● Goal: From the entries below, count the lines with "Анастасия". Write only the count.

● Exercise inputs:
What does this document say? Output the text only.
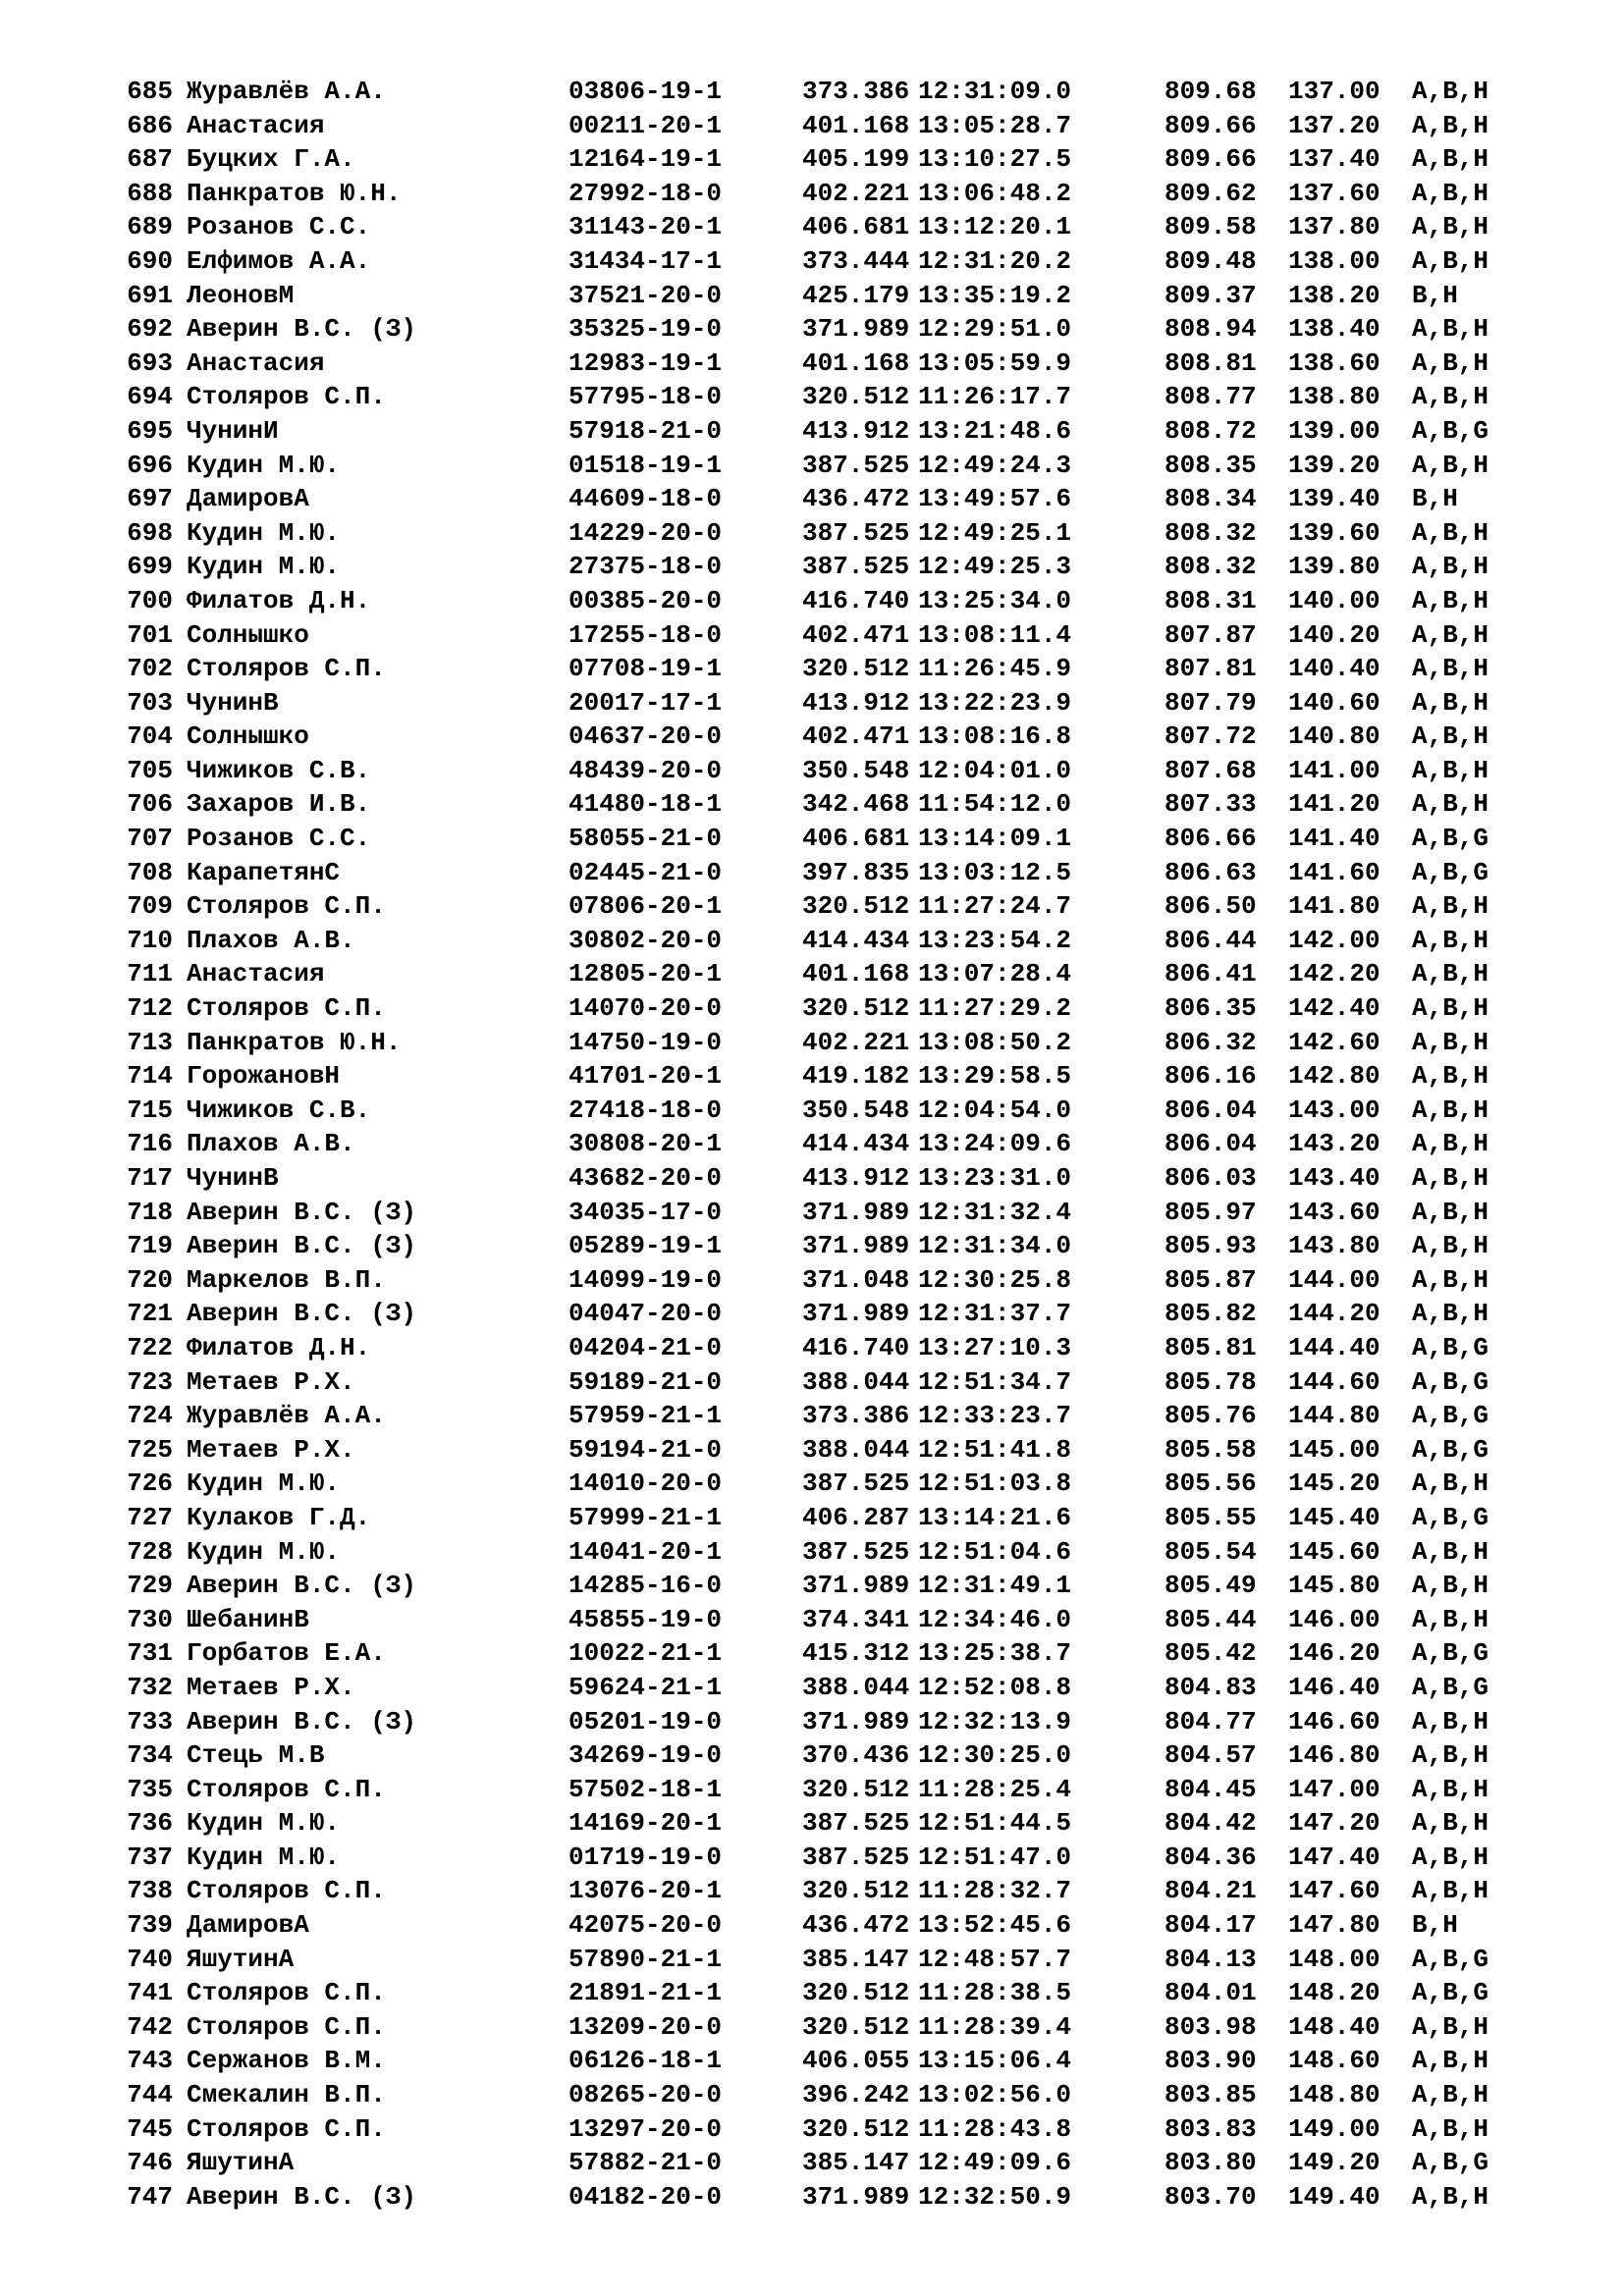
685 Журавлёв А.А.	03806-19-1	373.386 12:31:09.0	809.68 137.00 A,B,H
686 Анастасия	00211-20-1	401.168 13:05:28.7	809.66 137.20 A,B,H
687 Буцких Г.А.	12164-19-1	405.199 13:10:27.5	809.66 137.40 A,B,H
688 Панкратов Ю.Н.	27992-18-0	402.221 13:06:48.2	809.62 137.60 A,B,H
689 Розанов С.С.	31143-20-1	406.681 13:12:20.1	809.58 137.80 A,B,H
690 Елфимов А.А.	31434-17-1	373.444 12:31:20.2	809.48 138.00 A,B,H
691 ЛеоновМ	37521-20-0	425.179 13:35:19.2	809.37 138.20 B,H
692 Аверин В.С. (З)	35325-19-0	371.989 12:29:51.0	808.94 138.40 A,B,H
693 Анастасия	12983-19-1	401.168 13:05:59.9	808.81 138.60 A,B,H
694 Столяров С.П.	57795-18-0	320.512 11:26:17.7	808.77 138.80 A,B,H
695 ЧунинИ	57918-21-0	413.912 13:21:48.6	808.72 139.00 A,B,G
696 Кудин М.Ю.	01518-19-1	387.525 12:49:24.3	808.35 139.20 A,B,H
697 ДамировА	44609-18-0	436.472 13:49:57.6	808.34 139.40 B,H
698 Кудин М.Ю.	14229-20-0	387.525 12:49:25.1	808.32 139.60 A,B,H
699 Кудин М.Ю.	27375-18-0	387.525 12:49:25.3	808.32 139.80 A,B,H
700 Филатов Д.Н.	00385-20-0	416.740 13:25:34.0	808.31 140.00 A,B,H
701 Солнышко	17255-18-0	402.471 13:08:11.4	807.87 140.20 A,B,H
702 Столяров С.П.	07708-19-1	320.512 11:26:45.9	807.81 140.40 A,B,H
703 ЧунинВ	20017-17-1	413.912 13:22:23.9	807.79 140.60 A,B,H
704 Солнышко	04637-20-0	402.471 13:08:16.8	807.72 140.80 A,B,H
705 Чижиков С.В.	48439-20-0	350.548 12:04:01.0	807.68 141.00 A,B,H
706 Захаров И.В.	41480-18-1	342.468 11:54:12.0	807.33 141.20 A,B,H
707 Розанов С.С.	58055-21-0	406.681 13:14:09.1	806.66 141.40 A,B,G
708 КарапетянС	02445-21-0	397.835 13:03:12.5	806.63 141.60 A,B,G
709 Столяров С.П.	07806-20-1	320.512 11:27:24.7	806.50 141.80 A,B,H
710 Плахов А.В.	30802-20-0	414.434 13:23:54.2	806.44 142.00 A,B,H
711 Анастасия	12805-20-1	401.168 13:07:28.4	806.41 142.20 A,B,H
712 Столяров С.П.	14070-20-0	320.512 11:27:29.2	806.35 142.40 A,B,H
713 Панкратов Ю.Н.	14750-19-0	402.221 13:08:50.2	806.32 142.60 A,B,H
714 ГорожановН	41701-20-1	419.182 13:29:58.5	806.16 142.80 A,B,H
715 Чижиков С.В.	27418-18-0	350.548 12:04:54.0	806.04 143.00 A,B,H
716 Плахов А.В.	30808-20-1	414.434 13:24:09.6	806.04 143.20 A,B,H
717 ЧунинВ	43682-20-0	413.912 13:23:31.0	806.03 143.40 A,B,H
718 Аверин В.С. (З)	34035-17-0	371.989 12:31:32.4	805.97 143.60 A,B,H
719 Аверин В.С. (З)	05289-19-1	371.989 12:31:34.0	805.93 143.80 A,B,H
720 Маркелов В.П.	14099-19-0	371.048 12:30:25.8	805.87 144.00 A,B,H
721 Аверин В.С. (З)	04047-20-0	371.989 12:31:37.7	805.82 144.20 A,B,H
722 Филатов Д.Н.	04204-21-0	416.740 13:27:10.3	805.81 144.40 A,B,G
723 Метаев Р.Х.	59189-21-0	388.044 12:51:34.7	805.78 144.60 A,B,G
724 Журавлёв А.А.	57959-21-1	373.386 12:33:23.7	805.76 144.80 A,B,G
725 Метаев Р.Х.	59194-21-0	388.044 12:51:41.8	805.58 145.00 A,B,G
726 Кудин М.Ю.	14010-20-0	387.525 12:51:03.8	805.56 145.20 A,B,H
727 Кулаков Г.Д.	57999-21-1	406.287 13:14:21.6	805.55 145.40 A,B,G
728 Кудин М.Ю.	14041-20-1	387.525 12:51:04.6	805.54 145.60 A,B,H
729 Аверин В.С. (З)	14285-16-0	371.989 12:31:49.1	805.49 145.80 A,B,H
730 ШебанинВ	45855-19-0	374.341 12:34:46.0	805.44 146.00 A,B,H
731 Горбатов Е.А.	10022-21-1	415.312 13:25:38.7	805.42 146.20 A,B,G
732 Метаев Р.Х.	59624-21-1	388.044 12:52:08.8	804.83 146.40 A,B,G
733 Аверин В.С. (З)	05201-19-0	371.989 12:32:13.9	804.77 146.60 A,B,H
734 Стець М.В	34269-19-0	370.436 12:30:25.0	804.57 146.80 A,B,H
735 Столяров С.П.	57502-18-1	320.512 11:28:25.4	804.45 147.00 A,B,H
736 Кудин М.Ю.	14169-20-1	387.525 12:51:44.5	804.42 147.20 A,B,H
737 Кудин М.Ю.	01719-19-0	387.525 12:51:47.0	804.36 147.40 A,B,H
738 Столяров С.П.	13076-20-1	320.512 11:28:32.7	804.21 147.60 A,B,H
739 ДамировА	42075-20-0	436.472 13:52:45.6	804.17 147.80 B,H
740 ЯшутинА	57890-21-1	385.147 12:48:57.7	804.13 148.00 A,B,G
741 Столяров С.П.	21891-21-1	320.512 11:28:38.5	804.01 148.20 A,B,G
742 Столяров С.П.	13209-20-0	320.512 11:28:39.4	803.98 148.40 A,B,H
743 Сержанов В.М.	06126-18-1	406.055 13:15:06.4	803.90 148.60 A,B,H
744 Смекалин В.П.	08265-20-0	396.242 13:02:56.0	803.85 148.80 A,B,H
745 Столяров С.П.	13297-20-0	320.512 11:28:43.8	803.83 149.00 A,B,H
746 ЯшутинА	57882-21-0	385.147 12:49:09.6	803.80 149.20 A,B,G
747 Аверин В.С. (З)	04182-20-0	371.989 12:32:50.9	803.70 149.40 A,B,H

● Output for this task: 3